Reproduce all the entries exactly and keep the pictures out.

====

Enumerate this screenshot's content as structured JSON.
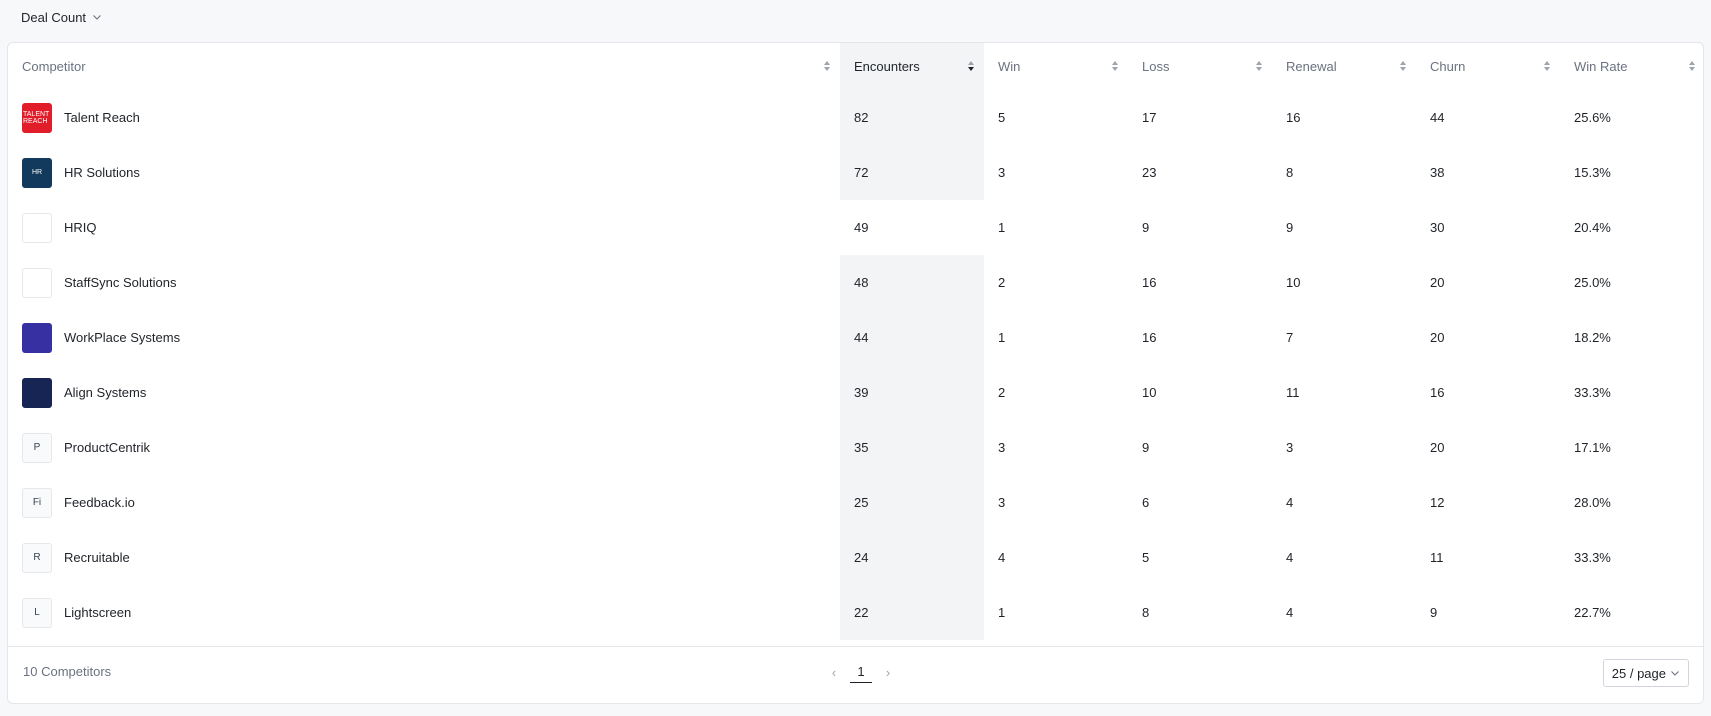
{
  "metric_selector": {
    "label": "Deal Count",
    "icon": "chevron-down-icon"
  },
  "table": {
    "columns": [
      "Competitor",
      "Encounters",
      "Win",
      "Loss",
      "Renewal",
      "Churn",
      "Win Rate"
    ],
    "active_sort_column": "Encounters",
    "rows": [
      {
        "name": "Talent Reach",
        "logo_text": "TALENT REACH",
        "logo_color": "#e11d2a",
        "encounters": "82",
        "win": "5",
        "loss": "17",
        "renewal": "16",
        "churn": "44",
        "win_rate": "25.6%"
      },
      {
        "name": "HR Solutions",
        "logo_text": "HR",
        "logo_color": "#123a5c",
        "encounters": "72",
        "win": "3",
        "loss": "23",
        "renewal": "8",
        "churn": "38",
        "win_rate": "15.3%"
      },
      {
        "name": "HRIQ",
        "logo_text": "",
        "logo_color": "#ffffff",
        "encounters": "49",
        "win": "1",
        "loss": "9",
        "renewal": "9",
        "churn": "30",
        "win_rate": "20.4%"
      },
      {
        "name": "StaffSync Solutions",
        "logo_text": "",
        "logo_color": "#ffffff",
        "encounters": "48",
        "win": "2",
        "loss": "16",
        "renewal": "10",
        "churn": "20",
        "win_rate": "25.0%"
      },
      {
        "name": "WorkPlace Systems",
        "logo_text": "",
        "logo_color": "#3730a3",
        "encounters": "44",
        "win": "1",
        "loss": "16",
        "renewal": "7",
        "churn": "20",
        "win_rate": "18.2%"
      },
      {
        "name": "Align Systems",
        "logo_text": "",
        "logo_color": "#172554",
        "encounters": "39",
        "win": "2",
        "loss": "10",
        "renewal": "11",
        "churn": "16",
        "win_rate": "33.3%"
      },
      {
        "name": "ProductCentrik",
        "logo_text": "P",
        "logo_color": "#f9fafb",
        "encounters": "35",
        "win": "3",
        "loss": "9",
        "renewal": "3",
        "churn": "20",
        "win_rate": "17.1%"
      },
      {
        "name": "Feedback.io",
        "logo_text": "Fi",
        "logo_color": "#f9fafb",
        "encounters": "25",
        "win": "3",
        "loss": "6",
        "renewal": "4",
        "churn": "12",
        "win_rate": "28.0%"
      },
      {
        "name": "Recruitable",
        "logo_text": "R",
        "logo_color": "#f9fafb",
        "encounters": "24",
        "win": "4",
        "loss": "5",
        "renewal": "4",
        "churn": "11",
        "win_rate": "33.3%"
      },
      {
        "name": "Lightscreen",
        "logo_text": "L",
        "logo_color": "#f9fafb",
        "encounters": "22",
        "win": "1",
        "loss": "8",
        "renewal": "4",
        "churn": "9",
        "win_rate": "22.7%"
      }
    ]
  },
  "footer": {
    "count_label": "10 Competitors",
    "current_page": "1",
    "page_size_label": "25 / page"
  }
}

====

Worked solution |
Enumerate this screenshot's content as structured JSON.
{
  "metric_selector": {
    "label": "Deal Count",
    "icon": "chevron-down-icon"
  },
  "table": {
    "columns": [
      "Competitor",
      "Encounters",
      "Win",
      "Loss",
      "Renewal",
      "Churn",
      "Win Rate"
    ],
    "active_sort_column": "Encounters",
    "rows": [
      {
        "name": "Talent Reach",
        "logo_text": "TALENT REACH",
        "logo_color": "#e11d2a",
        "encounters": "82",
        "win": "5",
        "loss": "17",
        "renewal": "16",
        "churn": "44",
        "win_rate": "25.6%"
      },
      {
        "name": "HR Solutions",
        "logo_text": "HR",
        "logo_color": "#123a5c",
        "encounters": "72",
        "win": "3",
        "loss": "23",
        "renewal": "8",
        "churn": "38",
        "win_rate": "15.3%"
      },
      {
        "name": "HRIQ",
        "logo_text": "",
        "logo_color": "#ffffff",
        "encounters": "49",
        "win": "1",
        "loss": "9",
        "renewal": "9",
        "churn": "30",
        "win_rate": "20.4%"
      },
      {
        "name": "StaffSync Solutions",
        "logo_text": "",
        "logo_color": "#ffffff",
        "encounters": "48",
        "win": "2",
        "loss": "16",
        "renewal": "10",
        "churn": "20",
        "win_rate": "25.0%"
      },
      {
        "name": "WorkPlace Systems",
        "logo_text": "",
        "logo_color": "#3730a3",
        "encounters": "44",
        "win": "1",
        "loss": "16",
        "renewal": "7",
        "churn": "20",
        "win_rate": "18.2%"
      },
      {
        "name": "Align Systems",
        "logo_text": "",
        "logo_color": "#172554",
        "encounters": "39",
        "win": "2",
        "loss": "10",
        "renewal": "11",
        "churn": "16",
        "win_rate": "33.3%"
      },
      {
        "name": "ProductCentrik",
        "logo_text": "P",
        "logo_color": "#f9fafb",
        "encounters": "35",
        "win": "3",
        "loss": "9",
        "renewal": "3",
        "churn": "20",
        "win_rate": "17.1%"
      },
      {
        "name": "Feedback.io",
        "logo_text": "Fi",
        "logo_color": "#f9fafb",
        "encounters": "25",
        "win": "3",
        "loss": "6",
        "renewal": "4",
        "churn": "12",
        "win_rate": "28.0%"
      },
      {
        "name": "Recruitable",
        "logo_text": "R",
        "logo_color": "#f9fafb",
        "encounters": "24",
        "win": "4",
        "loss": "5",
        "renewal": "4",
        "churn": "11",
        "win_rate": "33.3%"
      },
      {
        "name": "Lightscreen",
        "logo_text": "L",
        "logo_color": "#f9fafb",
        "encounters": "22",
        "win": "1",
        "loss": "8",
        "renewal": "4",
        "churn": "9",
        "win_rate": "22.7%"
      }
    ]
  },
  "footer": {
    "count_label": "10 Competitors",
    "current_page": "1",
    "page_size_label": "25 / page"
  }
}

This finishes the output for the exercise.